- Request a -
Answer the following questions about the article on runtime code specialization:
(i) Into what can a regular expression be compiled at runtime?
(ii) Which C# namespace could always be used to generate MSIL at runtime?
(iii) Starting with which .Net version can expression trees be used instead?
——————
Runtime Code Specialization

Standard

Specializing code is nothing new, but I’m surprised that modern programming languages don’t attempt to make this easier.

Just to give you some context, the idea is that whenever you have an algorithm that takes multiple parameters where one or more of the parameters are fixed for some period of time, you specialize the code for the fixed parameters in order to achieve greater optimization at runtime. A key idea is that you may not know at compile time what the fixed value is, and the duration for which a value is fixed could be shorter than the execution of the program (mere milliseconds, even).

One example would be to compile a regular expression into machine code – at runtime – whose function is to take the input string and match it against the (fixed) regular expression. This can be many times faster than an algorithm based on interpreting the regular expression as you go.

Other examples are algorithms where there are runtime inefficiencies due to combinatorial explosion. Such as converting one image format to another. If you have enough different image formats it’s infeasible to write one function for each pair of formats, so you would typically write a single conversion function that converts from the source format into some high precision intermediate format, and then calls another function to convert to the destination format. This can be inefficient because you have to switch on the data format inside the conversion loop. With code specialization you look up the two conversion function once, and then call them directly (or even inline them, then simplify away the intermediate format when possible).

Now, all this can be done manually, and while things haven’t improved as much as I would like, things are getting better. In C# you could always use the System.Reflection.Emit namespace to generate MSIL at runtime, and then compile it into a method. This was tedious and low level, but better than generating x86 assembly at least! Starting with .Net 3.5 you can instead use expression trees. This is much better. Not only can you compile some simple lambda expression directly to expression trees, but even building them manually is much higher level.

For example, starting with a simple function to match “glob” patterns (e.g. “f?o.*”) like this:

bool match(string pattern, string testString, int i, int j)
——————
- Request b -
Rewrite the stretch of the listing from the line containing "Identify 20 of" through the line containing "legend-label: without carbon [394,66,506,86]", replacing every occurrence of "x-tick-label" with "x-axis-tick" and leaving all else unchanged.

Layout element entries
——————
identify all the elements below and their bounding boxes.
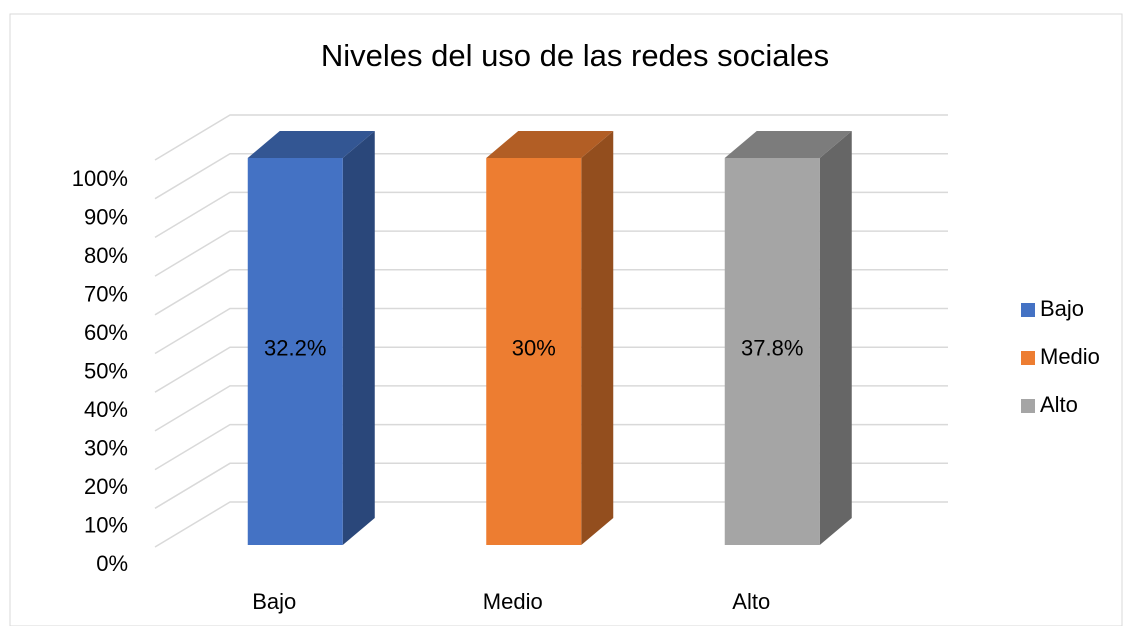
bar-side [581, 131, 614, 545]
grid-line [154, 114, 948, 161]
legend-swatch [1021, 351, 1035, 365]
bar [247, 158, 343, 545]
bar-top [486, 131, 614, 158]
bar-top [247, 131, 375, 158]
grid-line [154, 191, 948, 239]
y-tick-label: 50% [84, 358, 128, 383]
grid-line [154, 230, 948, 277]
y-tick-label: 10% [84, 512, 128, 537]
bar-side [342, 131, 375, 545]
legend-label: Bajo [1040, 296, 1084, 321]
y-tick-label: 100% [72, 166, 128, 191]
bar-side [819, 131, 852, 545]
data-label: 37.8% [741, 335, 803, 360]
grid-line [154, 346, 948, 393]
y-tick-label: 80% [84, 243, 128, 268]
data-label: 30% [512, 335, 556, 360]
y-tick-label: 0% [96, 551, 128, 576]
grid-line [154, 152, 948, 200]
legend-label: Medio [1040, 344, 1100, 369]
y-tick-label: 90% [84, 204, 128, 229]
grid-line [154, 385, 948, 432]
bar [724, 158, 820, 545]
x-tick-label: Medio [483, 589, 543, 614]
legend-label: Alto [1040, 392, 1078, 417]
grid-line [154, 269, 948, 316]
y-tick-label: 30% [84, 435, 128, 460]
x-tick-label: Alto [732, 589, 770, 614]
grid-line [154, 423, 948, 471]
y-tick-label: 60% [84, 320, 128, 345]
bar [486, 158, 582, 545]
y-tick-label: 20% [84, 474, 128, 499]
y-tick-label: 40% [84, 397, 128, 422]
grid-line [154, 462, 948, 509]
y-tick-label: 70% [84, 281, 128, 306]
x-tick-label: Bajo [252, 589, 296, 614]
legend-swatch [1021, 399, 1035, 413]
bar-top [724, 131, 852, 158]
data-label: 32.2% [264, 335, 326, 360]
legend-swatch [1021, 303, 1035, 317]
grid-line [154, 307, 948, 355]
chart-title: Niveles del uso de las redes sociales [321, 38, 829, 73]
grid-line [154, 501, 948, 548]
——————
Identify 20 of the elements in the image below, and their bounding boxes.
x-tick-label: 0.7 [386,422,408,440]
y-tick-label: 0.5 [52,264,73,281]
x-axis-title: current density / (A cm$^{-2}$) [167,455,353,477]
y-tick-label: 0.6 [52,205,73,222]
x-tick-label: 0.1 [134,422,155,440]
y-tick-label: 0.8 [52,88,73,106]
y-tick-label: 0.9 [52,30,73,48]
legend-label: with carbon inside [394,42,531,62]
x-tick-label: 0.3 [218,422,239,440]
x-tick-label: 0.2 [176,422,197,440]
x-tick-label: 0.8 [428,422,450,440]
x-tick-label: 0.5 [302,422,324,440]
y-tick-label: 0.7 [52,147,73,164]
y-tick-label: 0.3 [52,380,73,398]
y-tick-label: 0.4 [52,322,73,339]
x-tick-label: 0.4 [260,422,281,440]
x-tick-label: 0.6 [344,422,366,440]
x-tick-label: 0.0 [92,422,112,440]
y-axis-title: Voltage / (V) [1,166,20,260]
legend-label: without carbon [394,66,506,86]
——————
- Full answer a -
(i) Machine code.
(ii) System.Reflection.Emit.
(iii) .Net 3.5.

- Full answer b -
Identify 20 of the elements in the image below, and their bounding boxes.
x-axis-tick: 0.7 [386,422,408,440]
y-tick-label: 0.5 [52,264,73,281]
x-axis-title: current density / (A cm$^{-2}$) [167,455,353,477]
y-tick-label: 0.6 [52,205,73,222]
x-axis-tick: 0.1 [134,422,155,440]
y-tick-label: 0.8 [52,88,73,106]
y-tick-label: 0.9 [52,30,73,48]
legend-label: with carbon inside [394,42,531,62]
x-axis-tick: 0.3 [218,422,239,440]
x-axis-tick: 0.2 [176,422,197,440]
x-axis-tick: 0.8 [428,422,450,440]
x-axis-tick: 0.5 [302,422,324,440]
y-tick-label: 0.7 [52,147,73,164]
y-tick-label: 0.3 [52,380,73,398]
y-tick-label: 0.4 [52,322,73,339]
x-axis-tick: 0.4 [260,422,281,440]
x-axis-tick: 0.6 [344,422,366,440]
x-axis-tick: 0.0 [92,422,112,440]
y-axis-title: Voltage / (V) [1,166,20,260]
legend-label: without carbon [394,66,506,86]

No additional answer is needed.